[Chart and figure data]
------------------------------------------------------------------------
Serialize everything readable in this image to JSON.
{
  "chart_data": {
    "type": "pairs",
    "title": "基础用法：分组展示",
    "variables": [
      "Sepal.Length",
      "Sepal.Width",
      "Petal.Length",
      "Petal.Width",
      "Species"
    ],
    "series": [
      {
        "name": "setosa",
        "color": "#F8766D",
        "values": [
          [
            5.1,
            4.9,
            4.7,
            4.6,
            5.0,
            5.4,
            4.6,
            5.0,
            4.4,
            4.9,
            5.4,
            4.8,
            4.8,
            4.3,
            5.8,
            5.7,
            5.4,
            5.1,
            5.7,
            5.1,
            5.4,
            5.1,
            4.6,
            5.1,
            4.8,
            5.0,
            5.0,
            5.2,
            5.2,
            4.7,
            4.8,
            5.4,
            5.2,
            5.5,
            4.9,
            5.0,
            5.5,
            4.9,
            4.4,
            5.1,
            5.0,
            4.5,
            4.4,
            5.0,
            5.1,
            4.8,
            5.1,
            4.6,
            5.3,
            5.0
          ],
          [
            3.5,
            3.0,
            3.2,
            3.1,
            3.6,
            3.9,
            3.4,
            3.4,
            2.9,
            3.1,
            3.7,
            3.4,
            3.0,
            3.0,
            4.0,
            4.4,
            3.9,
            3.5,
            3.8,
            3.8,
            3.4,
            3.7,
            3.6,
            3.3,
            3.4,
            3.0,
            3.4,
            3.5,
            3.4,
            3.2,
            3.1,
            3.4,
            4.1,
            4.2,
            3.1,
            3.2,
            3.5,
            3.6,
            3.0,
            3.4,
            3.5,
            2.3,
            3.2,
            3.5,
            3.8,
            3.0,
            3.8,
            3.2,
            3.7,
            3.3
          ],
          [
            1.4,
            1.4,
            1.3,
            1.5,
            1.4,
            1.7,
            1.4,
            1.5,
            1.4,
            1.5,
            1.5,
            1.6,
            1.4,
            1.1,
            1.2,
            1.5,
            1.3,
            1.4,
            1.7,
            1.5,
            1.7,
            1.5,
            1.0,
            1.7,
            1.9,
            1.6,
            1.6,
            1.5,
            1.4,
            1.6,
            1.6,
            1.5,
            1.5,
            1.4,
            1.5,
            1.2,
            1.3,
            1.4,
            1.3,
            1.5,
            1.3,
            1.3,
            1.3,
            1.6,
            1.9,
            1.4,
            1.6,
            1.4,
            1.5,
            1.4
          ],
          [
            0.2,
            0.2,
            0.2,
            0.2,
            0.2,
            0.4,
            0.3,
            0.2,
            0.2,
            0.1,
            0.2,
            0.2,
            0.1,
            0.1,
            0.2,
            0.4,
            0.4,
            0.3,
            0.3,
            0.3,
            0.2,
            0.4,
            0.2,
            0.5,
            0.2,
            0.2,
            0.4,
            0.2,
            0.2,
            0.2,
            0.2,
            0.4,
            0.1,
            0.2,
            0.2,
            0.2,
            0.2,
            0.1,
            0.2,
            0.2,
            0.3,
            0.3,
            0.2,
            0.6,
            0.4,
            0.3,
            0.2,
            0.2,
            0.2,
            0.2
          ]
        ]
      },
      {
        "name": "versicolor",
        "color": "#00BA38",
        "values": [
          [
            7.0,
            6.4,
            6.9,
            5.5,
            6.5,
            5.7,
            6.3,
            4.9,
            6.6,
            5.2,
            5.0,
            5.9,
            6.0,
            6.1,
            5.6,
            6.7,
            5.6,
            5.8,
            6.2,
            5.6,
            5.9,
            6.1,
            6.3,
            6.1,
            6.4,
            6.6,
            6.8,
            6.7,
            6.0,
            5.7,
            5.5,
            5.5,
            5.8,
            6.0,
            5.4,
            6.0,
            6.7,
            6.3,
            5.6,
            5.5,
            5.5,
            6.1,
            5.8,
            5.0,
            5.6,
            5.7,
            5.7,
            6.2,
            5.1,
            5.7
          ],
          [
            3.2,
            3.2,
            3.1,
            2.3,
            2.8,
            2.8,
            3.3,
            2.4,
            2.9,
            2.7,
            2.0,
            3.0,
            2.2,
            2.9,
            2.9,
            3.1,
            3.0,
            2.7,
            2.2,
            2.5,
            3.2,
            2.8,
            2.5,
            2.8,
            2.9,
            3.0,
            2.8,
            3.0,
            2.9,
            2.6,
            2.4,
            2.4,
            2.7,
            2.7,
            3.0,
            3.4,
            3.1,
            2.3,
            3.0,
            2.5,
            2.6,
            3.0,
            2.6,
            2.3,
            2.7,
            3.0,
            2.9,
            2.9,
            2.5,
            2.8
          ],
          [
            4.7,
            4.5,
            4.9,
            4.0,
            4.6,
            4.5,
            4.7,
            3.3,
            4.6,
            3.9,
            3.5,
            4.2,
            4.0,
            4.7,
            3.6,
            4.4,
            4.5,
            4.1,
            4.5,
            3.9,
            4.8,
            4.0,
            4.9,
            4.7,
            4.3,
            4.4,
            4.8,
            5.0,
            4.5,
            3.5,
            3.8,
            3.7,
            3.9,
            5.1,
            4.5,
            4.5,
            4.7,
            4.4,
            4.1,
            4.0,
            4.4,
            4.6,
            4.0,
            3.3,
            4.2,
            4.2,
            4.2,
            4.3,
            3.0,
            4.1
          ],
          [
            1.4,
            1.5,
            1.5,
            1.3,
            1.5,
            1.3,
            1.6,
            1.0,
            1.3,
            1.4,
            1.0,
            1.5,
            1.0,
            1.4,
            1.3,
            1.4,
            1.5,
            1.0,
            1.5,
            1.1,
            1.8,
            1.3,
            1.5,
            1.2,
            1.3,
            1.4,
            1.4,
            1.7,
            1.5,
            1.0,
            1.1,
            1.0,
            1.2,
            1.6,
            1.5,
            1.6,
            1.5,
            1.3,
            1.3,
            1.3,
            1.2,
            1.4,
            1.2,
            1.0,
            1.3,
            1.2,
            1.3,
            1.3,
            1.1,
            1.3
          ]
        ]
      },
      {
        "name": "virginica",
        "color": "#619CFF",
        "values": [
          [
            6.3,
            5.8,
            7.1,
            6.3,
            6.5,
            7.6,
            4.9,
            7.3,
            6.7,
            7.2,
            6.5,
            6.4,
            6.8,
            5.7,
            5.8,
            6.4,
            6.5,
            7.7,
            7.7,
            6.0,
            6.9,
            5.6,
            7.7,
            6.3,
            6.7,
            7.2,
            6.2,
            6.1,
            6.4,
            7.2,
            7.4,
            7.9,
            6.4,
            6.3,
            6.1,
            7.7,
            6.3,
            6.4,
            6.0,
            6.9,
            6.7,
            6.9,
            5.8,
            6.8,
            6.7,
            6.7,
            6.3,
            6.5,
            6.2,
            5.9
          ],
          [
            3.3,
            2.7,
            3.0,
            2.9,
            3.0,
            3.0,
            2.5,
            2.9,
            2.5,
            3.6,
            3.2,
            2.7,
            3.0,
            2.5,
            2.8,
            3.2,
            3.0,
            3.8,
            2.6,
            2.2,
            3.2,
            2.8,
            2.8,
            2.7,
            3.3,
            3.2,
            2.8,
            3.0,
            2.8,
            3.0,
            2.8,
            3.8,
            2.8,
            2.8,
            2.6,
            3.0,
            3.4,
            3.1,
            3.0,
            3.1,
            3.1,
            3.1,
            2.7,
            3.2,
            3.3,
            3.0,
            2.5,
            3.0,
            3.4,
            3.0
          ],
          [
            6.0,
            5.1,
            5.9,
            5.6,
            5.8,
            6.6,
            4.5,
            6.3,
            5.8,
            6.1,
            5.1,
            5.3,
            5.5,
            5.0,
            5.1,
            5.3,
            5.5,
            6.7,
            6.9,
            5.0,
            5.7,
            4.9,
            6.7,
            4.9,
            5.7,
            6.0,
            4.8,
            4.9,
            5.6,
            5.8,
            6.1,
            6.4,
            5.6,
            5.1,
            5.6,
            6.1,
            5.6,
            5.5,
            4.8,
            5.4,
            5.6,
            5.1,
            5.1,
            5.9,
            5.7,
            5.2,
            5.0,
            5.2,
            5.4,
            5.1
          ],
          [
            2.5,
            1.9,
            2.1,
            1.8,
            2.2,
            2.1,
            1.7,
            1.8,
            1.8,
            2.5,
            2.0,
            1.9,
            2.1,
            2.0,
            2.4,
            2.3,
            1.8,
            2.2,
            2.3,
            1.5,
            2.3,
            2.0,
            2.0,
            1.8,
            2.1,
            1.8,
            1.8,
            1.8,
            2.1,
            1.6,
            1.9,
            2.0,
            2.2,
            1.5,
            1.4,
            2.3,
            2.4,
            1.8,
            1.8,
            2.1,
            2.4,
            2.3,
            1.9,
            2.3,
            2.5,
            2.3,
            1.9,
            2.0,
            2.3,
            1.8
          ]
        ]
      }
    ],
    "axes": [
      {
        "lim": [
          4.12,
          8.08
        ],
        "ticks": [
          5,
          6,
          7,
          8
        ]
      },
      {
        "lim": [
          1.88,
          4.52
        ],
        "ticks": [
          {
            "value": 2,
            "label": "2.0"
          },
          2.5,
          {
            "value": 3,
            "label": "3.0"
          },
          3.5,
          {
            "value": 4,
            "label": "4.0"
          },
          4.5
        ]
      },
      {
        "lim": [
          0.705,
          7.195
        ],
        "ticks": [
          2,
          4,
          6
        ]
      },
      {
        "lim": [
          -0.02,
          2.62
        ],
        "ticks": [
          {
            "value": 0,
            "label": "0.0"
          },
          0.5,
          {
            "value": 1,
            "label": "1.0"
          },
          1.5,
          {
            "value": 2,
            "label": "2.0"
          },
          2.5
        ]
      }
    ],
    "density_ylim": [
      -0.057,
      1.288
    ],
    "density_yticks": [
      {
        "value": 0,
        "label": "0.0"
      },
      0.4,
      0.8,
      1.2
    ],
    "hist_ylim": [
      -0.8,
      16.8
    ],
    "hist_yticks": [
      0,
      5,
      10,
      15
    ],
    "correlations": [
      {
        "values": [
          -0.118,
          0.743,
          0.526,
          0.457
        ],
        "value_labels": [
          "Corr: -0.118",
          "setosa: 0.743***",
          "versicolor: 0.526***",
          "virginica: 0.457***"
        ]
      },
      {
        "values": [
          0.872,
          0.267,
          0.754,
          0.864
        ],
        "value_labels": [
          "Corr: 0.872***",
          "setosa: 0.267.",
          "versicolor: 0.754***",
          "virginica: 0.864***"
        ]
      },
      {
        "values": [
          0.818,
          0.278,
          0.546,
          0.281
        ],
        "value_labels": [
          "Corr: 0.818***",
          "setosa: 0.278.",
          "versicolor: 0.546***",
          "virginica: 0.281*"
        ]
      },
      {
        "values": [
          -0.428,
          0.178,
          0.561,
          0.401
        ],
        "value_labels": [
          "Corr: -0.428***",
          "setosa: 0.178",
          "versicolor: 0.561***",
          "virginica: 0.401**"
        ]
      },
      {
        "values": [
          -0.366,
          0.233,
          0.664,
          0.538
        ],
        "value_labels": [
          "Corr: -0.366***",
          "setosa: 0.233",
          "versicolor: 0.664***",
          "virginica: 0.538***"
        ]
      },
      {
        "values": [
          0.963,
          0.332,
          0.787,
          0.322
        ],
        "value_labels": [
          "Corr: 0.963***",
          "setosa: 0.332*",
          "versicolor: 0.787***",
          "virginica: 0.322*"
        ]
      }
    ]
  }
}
------------------------------------------------------------------------
Given instruction
Isolate each line of the listing above that includes "name". Copy it.

Written response
        "name": "setosa",
        "name": "versicolor",
        "name": "virginica",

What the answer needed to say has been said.